Your instructions
Below is a block of data; give all of it again word for word.

Recorded data
☆ ☆ ☆ ☆

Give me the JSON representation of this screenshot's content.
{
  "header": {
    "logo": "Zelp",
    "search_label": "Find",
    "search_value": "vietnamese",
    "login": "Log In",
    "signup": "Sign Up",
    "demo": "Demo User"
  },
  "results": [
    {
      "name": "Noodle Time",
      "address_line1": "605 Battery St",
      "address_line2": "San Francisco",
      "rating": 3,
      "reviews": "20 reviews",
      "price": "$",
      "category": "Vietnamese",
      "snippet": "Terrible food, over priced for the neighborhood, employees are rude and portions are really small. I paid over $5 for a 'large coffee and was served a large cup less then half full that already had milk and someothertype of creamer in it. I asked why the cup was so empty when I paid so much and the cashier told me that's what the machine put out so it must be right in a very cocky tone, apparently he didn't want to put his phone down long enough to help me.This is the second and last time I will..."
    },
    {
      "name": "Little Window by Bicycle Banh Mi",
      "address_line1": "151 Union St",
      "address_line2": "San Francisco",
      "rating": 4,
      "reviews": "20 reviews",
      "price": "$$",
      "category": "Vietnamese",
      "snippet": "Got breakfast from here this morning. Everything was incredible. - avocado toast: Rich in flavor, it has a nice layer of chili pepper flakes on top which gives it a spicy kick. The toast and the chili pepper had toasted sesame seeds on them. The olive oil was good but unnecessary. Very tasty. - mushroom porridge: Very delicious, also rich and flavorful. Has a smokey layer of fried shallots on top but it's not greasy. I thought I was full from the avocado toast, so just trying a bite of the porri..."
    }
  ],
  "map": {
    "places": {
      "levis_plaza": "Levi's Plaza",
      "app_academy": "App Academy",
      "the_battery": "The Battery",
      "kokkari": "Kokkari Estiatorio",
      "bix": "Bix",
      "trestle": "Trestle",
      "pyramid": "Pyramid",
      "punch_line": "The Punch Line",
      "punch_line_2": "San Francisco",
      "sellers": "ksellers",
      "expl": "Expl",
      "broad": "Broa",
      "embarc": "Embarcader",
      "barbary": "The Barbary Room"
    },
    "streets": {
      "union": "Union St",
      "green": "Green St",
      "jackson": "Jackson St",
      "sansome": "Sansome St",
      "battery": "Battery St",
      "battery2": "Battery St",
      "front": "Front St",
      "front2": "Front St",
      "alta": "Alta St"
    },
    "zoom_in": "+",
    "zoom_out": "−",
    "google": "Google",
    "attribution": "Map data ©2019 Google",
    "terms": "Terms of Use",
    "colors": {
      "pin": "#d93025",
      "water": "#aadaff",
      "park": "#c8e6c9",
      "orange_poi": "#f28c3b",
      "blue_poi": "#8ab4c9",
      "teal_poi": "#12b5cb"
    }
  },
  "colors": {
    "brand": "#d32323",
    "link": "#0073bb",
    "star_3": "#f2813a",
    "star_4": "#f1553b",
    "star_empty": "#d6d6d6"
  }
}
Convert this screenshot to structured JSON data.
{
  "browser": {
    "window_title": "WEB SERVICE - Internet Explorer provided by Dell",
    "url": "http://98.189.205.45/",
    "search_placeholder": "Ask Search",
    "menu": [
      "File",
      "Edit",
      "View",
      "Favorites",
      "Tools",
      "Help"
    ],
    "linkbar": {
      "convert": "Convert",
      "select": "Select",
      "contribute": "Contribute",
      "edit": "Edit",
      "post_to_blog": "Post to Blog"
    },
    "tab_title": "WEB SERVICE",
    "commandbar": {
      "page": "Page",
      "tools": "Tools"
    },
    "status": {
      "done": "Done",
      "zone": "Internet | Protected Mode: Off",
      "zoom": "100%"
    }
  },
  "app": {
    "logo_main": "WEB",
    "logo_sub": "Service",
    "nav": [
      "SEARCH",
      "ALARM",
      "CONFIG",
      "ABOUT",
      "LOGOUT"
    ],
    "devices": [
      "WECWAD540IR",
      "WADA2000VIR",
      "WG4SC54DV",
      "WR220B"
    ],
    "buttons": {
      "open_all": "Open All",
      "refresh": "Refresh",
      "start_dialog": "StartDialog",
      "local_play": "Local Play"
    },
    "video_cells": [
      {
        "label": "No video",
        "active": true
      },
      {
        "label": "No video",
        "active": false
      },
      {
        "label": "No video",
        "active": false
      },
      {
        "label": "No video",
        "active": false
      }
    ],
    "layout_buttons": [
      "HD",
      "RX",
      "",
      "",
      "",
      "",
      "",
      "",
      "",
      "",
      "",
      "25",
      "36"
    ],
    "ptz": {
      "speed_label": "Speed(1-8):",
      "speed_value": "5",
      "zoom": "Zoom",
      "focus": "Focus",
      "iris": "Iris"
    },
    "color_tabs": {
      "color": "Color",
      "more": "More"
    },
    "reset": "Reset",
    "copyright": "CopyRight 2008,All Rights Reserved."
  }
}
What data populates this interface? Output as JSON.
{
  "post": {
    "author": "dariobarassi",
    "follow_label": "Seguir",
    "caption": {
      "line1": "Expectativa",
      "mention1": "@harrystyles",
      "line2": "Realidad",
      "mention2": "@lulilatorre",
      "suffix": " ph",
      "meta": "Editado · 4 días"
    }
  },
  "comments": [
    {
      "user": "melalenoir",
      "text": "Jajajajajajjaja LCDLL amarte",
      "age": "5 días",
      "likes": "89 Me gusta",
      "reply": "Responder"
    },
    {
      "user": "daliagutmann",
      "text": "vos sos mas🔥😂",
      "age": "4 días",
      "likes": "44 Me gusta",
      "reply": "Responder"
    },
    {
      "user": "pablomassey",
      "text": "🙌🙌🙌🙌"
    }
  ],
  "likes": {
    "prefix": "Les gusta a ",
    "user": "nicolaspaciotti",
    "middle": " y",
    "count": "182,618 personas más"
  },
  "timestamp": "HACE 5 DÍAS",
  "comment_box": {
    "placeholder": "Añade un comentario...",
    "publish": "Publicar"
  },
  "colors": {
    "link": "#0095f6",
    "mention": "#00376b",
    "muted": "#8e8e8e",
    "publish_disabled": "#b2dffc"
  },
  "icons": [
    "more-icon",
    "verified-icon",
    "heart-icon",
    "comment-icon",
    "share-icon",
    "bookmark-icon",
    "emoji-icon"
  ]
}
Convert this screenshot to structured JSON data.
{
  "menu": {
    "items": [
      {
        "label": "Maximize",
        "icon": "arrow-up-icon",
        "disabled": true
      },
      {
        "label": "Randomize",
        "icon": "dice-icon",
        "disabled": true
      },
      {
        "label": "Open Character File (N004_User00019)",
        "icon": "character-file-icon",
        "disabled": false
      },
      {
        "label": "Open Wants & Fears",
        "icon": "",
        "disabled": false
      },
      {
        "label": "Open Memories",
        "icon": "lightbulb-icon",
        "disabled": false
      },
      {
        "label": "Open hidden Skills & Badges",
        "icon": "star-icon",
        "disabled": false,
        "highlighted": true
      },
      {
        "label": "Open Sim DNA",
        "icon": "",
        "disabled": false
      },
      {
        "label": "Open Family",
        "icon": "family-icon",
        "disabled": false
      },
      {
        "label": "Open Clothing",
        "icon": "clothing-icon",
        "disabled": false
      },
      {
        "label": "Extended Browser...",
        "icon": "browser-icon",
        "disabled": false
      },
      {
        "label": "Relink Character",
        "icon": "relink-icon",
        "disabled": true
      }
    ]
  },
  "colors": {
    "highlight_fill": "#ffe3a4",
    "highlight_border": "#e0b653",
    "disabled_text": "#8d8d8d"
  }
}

☆ ☆ ☆ ☆

Solution for this problem
Give me the JSON representation of this screenshot's content.
{
  "header": {
    "logo": "Zelp",
    "search_label": "Find",
    "search_value": "vietnamese",
    "login": "Log In",
    "signup": "Sign Up",
    "demo": "Demo User"
  },
  "results": [
    {
      "name": "Noodle Time",
      "address_line1": "605 Battery St",
      "address_line2": "San Francisco",
      "rating": 3,
      "reviews": "20 reviews",
      "price": "$",
      "category": "Vietnamese",
      "snippet": "Terrible food, over priced for the neighborhood, employees are rude and portions are really small. I paid over $5 for a 'large coffee and was served a large cup less then half full that already had milk and someothertype of creamer in it. I asked why the cup was so empty when I paid so much and the cashier told me that's what the machine put out so it must be right in a very cocky tone, apparently he didn't want to put his phone down long enough to help me.This is the second and last time I will..."
    },
    {
      "name": "Little Window by Bicycle Banh Mi",
      "address_line1": "151 Union St",
      "address_line2": "San Francisco",
      "rating": 4,
      "reviews": "20 reviews",
      "price": "$$",
      "category": "Vietnamese",
      "snippet": "Got breakfast from here this morning. Everything was incredible. - avocado toast: Rich in flavor, it has a nice layer of chili pepper flakes on top which gives it a spicy kick. The toast and the chili pepper had toasted sesame seeds on them. The olive oil was good but unnecessary. Very tasty. - mushroom porridge: Very delicious, also rich and flavorful. Has a smokey layer of fried shallots on top but it's not greasy. I thought I was full from the avocado toast, so just trying a bite of the porri..."
    }
  ],
  "map": {
    "places": {
      "levis_plaza": "Levi's Plaza",
      "app_academy": "App Academy",
      "the_battery": "The Battery",
      "kokkari": "Kokkari Estiatorio",
      "bix": "Bix",
      "trestle": "Trestle",
      "pyramid": "Pyramid",
      "punch_line": "The Punch Line",
      "punch_line_2": "San Francisco",
      "sellers": "ksellers",
      "expl": "Expl",
      "broad": "Broa",
      "embarc": "Embarcader",
      "barbary": "The Barbary Room"
    },
    "streets": {
      "union": "Union St",
      "green": "Green St",
      "jackson": "Jackson St",
      "sansome": "Sansome St",
      "battery": "Battery St",
      "battery2": "Battery St",
      "front": "Front St",
      "front2": "Front St",
      "alta": "Alta St"
    },
    "zoom_in": "+",
    "zoom_out": "−",
    "google": "Google",
    "attribution": "Map data ©2019 Google",
    "terms": "Terms of Use",
    "colors": {
      "pin": "#d93025",
      "water": "#aadaff",
      "park": "#c8e6c9",
      "orange_poi": "#f28c3b",
      "blue_poi": "#8ab4c9",
      "teal_poi": "#12b5cb"
    }
  },
  "colors": {
    "brand": "#d32323",
    "link": "#0073bb",
    "star_3": "#f2813a",
    "star_4": "#f1553b",
    "star_empty": "#d6d6d6"
  }
}
Convert this screenshot to structured JSON data.
{
  "browser": {
    "window_title": "WEB SERVICE - Internet Explorer provided by Dell",
    "url": "http://98.189.205.45/",
    "search_placeholder": "Ask Search",
    "menu": [
      "File",
      "Edit",
      "View",
      "Favorites",
      "Tools",
      "Help"
    ],
    "linkbar": {
      "convert": "Convert",
      "select": "Select",
      "contribute": "Contribute",
      "edit": "Edit",
      "post_to_blog": "Post to Blog"
    },
    "tab_title": "WEB SERVICE",
    "commandbar": {
      "page": "Page",
      "tools": "Tools"
    },
    "status": {
      "done": "Done",
      "zone": "Internet | Protected Mode: Off",
      "zoom": "100%"
    }
  },
  "app": {
    "logo_main": "WEB",
    "logo_sub": "Service",
    "nav": [
      "SEARCH",
      "ALARM",
      "CONFIG",
      "ABOUT",
      "LOGOUT"
    ],
    "devices": [
      "WECWAD540IR",
      "WADA2000VIR",
      "WG4SC54DV",
      "WR220B"
    ],
    "buttons": {
      "open_all": "Open All",
      "refresh": "Refresh",
      "start_dialog": "StartDialog",
      "local_play": "Local Play"
    },
    "video_cells": [
      {
        "label": "No video",
        "active": true
      },
      {
        "label": "No video",
        "active": false
      },
      {
        "label": "No video",
        "active": false
      },
      {
        "label": "No video",
        "active": false
      }
    ],
    "layout_buttons": [
      "HD",
      "RX",
      "",
      "",
      "",
      "",
      "",
      "",
      "",
      "",
      "",
      "25",
      "36"
    ],
    "ptz": {
      "speed_label": "Speed(1-8):",
      "speed_value": "5",
      "zoom": "Zoom",
      "focus": "Focus",
      "iris": "Iris"
    },
    "color_tabs": {
      "color": "Color",
      "more": "More"
    },
    "reset": "Reset",
    "copyright": "CopyRight 2008,All Rights Reserved."
  }
}
What data populates this interface? Output as JSON.
{
  "post": {
    "author": "dariobarassi",
    "follow_label": "Seguir",
    "caption": {
      "line1": "Expectativa",
      "mention1": "@harrystyles",
      "line2": "Realidad",
      "mention2": "@lulilatorre",
      "suffix": " ph",
      "meta": "Editado · 4 días"
    }
  },
  "comments": [
    {
      "user": "melalenoir",
      "text": "Jajajajajajjaja LCDLL amarte",
      "age": "5 días",
      "likes": "89 Me gusta",
      "reply": "Responder"
    },
    {
      "user": "daliagutmann",
      "text": "vos sos mas🔥😂",
      "age": "4 días",
      "likes": "44 Me gusta",
      "reply": "Responder"
    },
    {
      "user": "pablomassey",
      "text": "🙌🙌🙌🙌"
    }
  ],
  "likes": {
    "prefix": "Les gusta a ",
    "user": "nicolaspaciotti",
    "middle": " y",
    "count": "182,618 personas más"
  },
  "timestamp": "HACE 5 DÍAS",
  "comment_box": {
    "placeholder": "Añade un comentario...",
    "publish": "Publicar"
  },
  "colors": {
    "link": "#0095f6",
    "mention": "#00376b",
    "muted": "#8e8e8e",
    "publish_disabled": "#b2dffc"
  },
  "icons": [
    "more-icon",
    "verified-icon",
    "heart-icon",
    "comment-icon",
    "share-icon",
    "bookmark-icon",
    "emoji-icon"
  ]
}
Convert this screenshot to structured JSON data.
{
  "menu": {
    "items": [
      {
        "label": "Maximize",
        "icon": "arrow-up-icon",
        "disabled": true
      },
      {
        "label": "Randomize",
        "icon": "dice-icon",
        "disabled": true
      },
      {
        "label": "Open Character File (N004_User00019)",
        "icon": "character-file-icon",
        "disabled": false
      },
      {
        "label": "Open Wants & Fears",
        "icon": "",
        "disabled": false
      },
      {
        "label": "Open Memories",
        "icon": "lightbulb-icon",
        "disabled": false
      },
      {
        "label": "Open hidden Skills & Badges",
        "icon": "star-icon",
        "disabled": false,
        "highlighted": true
      },
      {
        "label": "Open Sim DNA",
        "icon": "",
        "disabled": false
      },
      {
        "label": "Open Family",
        "icon": "family-icon",
        "disabled": false
      },
      {
        "label": "Open Clothing",
        "icon": "clothing-icon",
        "disabled": false
      },
      {
        "label": "Extended Browser...",
        "icon": "browser-icon",
        "disabled": false
      },
      {
        "label": "Relink Character",
        "icon": "relink-icon",
        "disabled": true
      }
    ]
  },
  "colors": {
    "highlight_fill": "#ffe3a4",
    "highlight_border": "#e0b653",
    "disabled_text": "#8d8d8d"
  }
}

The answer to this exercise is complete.